- _RECORD EXCERPTS_:
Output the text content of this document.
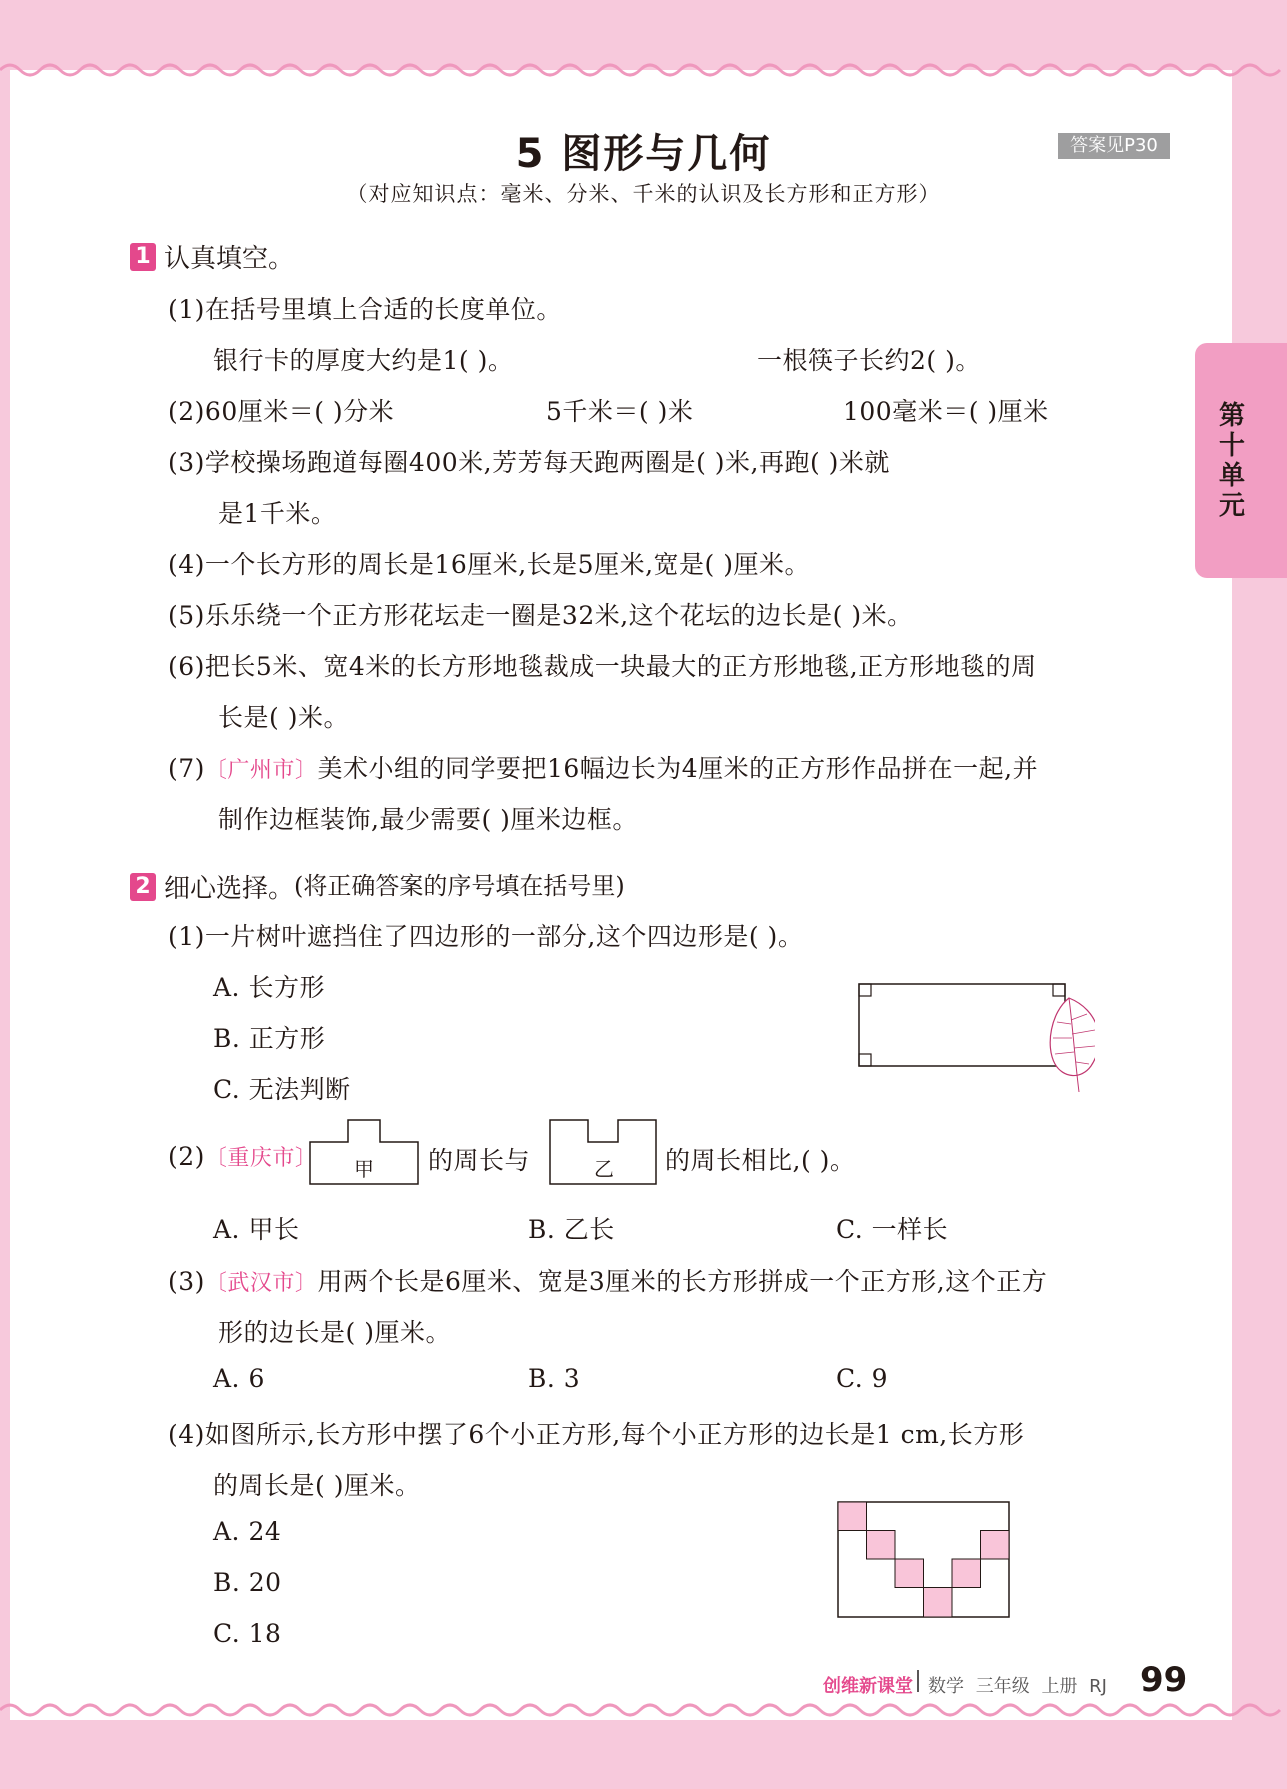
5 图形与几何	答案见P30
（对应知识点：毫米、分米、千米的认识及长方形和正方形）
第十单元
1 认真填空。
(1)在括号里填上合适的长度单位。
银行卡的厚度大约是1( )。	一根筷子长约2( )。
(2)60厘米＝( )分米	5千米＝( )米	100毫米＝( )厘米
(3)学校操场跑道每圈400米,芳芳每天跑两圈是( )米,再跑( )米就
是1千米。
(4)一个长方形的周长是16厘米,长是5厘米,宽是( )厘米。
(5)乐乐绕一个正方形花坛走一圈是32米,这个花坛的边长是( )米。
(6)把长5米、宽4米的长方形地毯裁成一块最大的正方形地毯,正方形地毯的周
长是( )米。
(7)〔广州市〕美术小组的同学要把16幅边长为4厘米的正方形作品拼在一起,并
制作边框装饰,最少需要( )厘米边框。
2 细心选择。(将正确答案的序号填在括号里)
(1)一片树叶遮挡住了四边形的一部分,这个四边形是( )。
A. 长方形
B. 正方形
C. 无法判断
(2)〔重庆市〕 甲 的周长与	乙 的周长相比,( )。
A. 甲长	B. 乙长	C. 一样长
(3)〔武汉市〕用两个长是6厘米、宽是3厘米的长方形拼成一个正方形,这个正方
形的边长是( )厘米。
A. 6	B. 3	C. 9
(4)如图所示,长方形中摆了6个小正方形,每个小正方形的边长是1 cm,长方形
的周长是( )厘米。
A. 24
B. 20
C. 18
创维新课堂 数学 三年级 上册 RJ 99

---

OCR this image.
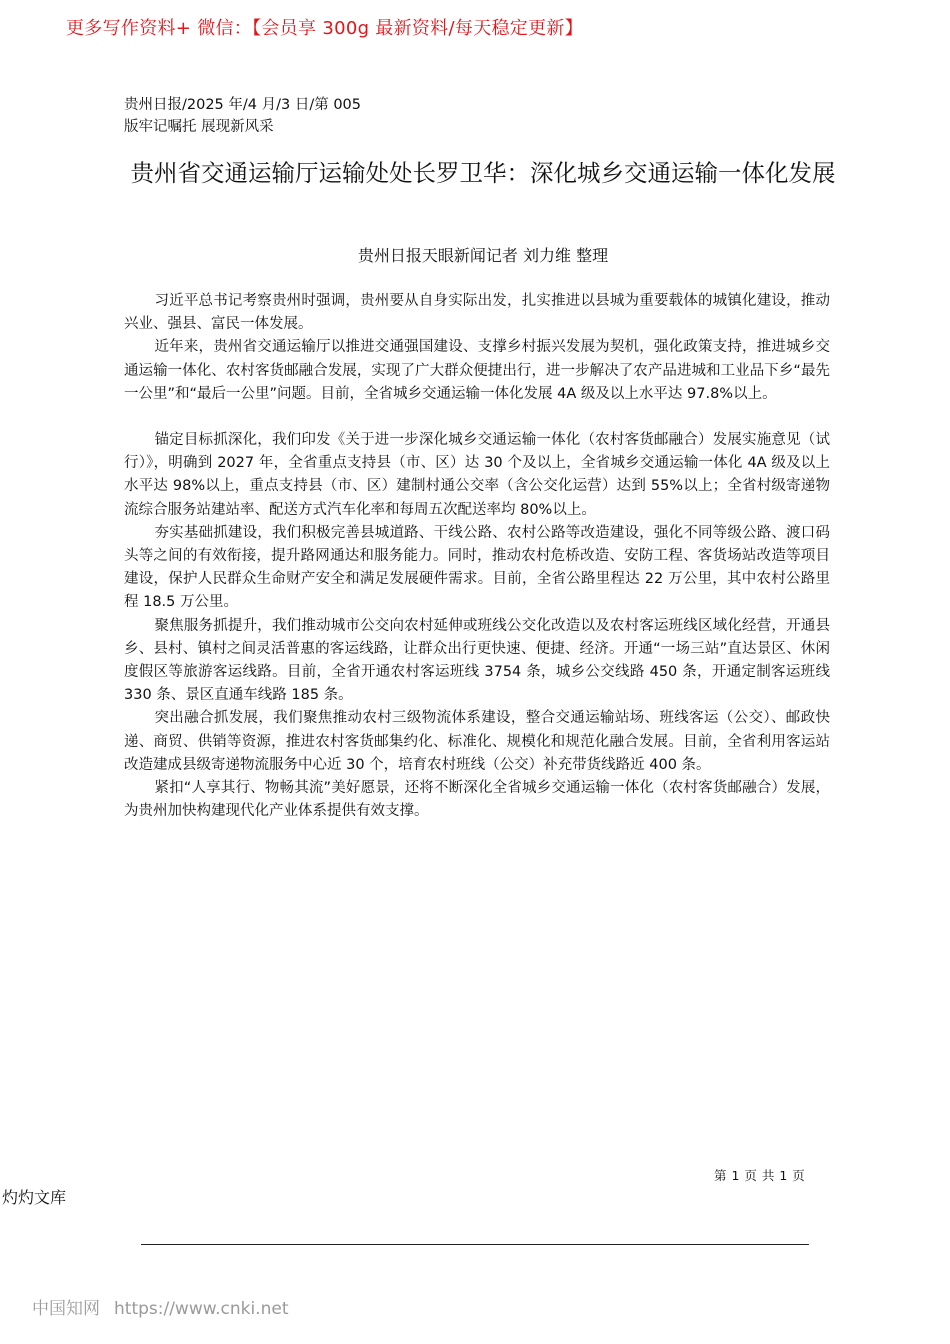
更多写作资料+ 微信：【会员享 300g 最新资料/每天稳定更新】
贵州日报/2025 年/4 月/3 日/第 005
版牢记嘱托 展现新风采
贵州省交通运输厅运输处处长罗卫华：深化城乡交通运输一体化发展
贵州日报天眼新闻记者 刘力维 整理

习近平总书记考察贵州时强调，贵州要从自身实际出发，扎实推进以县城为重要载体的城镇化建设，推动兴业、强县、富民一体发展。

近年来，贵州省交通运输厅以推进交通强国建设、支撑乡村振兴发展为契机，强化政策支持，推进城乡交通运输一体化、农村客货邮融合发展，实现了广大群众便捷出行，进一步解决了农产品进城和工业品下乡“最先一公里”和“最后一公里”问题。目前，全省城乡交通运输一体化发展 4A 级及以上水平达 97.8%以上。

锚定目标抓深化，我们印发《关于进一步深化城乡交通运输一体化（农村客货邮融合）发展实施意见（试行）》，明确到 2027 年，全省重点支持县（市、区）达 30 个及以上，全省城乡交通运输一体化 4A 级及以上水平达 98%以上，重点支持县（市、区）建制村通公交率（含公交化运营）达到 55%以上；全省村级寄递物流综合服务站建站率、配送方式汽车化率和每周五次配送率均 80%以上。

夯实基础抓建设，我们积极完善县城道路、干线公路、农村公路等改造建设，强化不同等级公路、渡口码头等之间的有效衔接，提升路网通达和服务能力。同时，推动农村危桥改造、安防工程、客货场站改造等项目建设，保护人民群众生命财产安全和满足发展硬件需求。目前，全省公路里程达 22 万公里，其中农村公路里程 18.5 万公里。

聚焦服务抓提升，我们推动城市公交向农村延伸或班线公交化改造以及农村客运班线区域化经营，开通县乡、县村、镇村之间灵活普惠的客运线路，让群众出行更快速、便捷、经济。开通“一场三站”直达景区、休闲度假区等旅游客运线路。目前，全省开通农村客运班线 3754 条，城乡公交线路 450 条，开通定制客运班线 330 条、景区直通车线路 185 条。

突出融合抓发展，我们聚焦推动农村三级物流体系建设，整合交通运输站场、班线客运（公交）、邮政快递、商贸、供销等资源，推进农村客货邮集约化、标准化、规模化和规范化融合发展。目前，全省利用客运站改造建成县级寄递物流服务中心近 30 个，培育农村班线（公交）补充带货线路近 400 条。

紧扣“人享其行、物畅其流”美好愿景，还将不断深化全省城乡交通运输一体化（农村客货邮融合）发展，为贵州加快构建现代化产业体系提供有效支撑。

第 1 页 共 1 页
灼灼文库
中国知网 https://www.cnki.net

- _EXERCISE TASK_:
Report how many lines in the records hold the word "级及以上水平达", giving the number and nothing else.

- _EXERCISE RESPONSE_:
2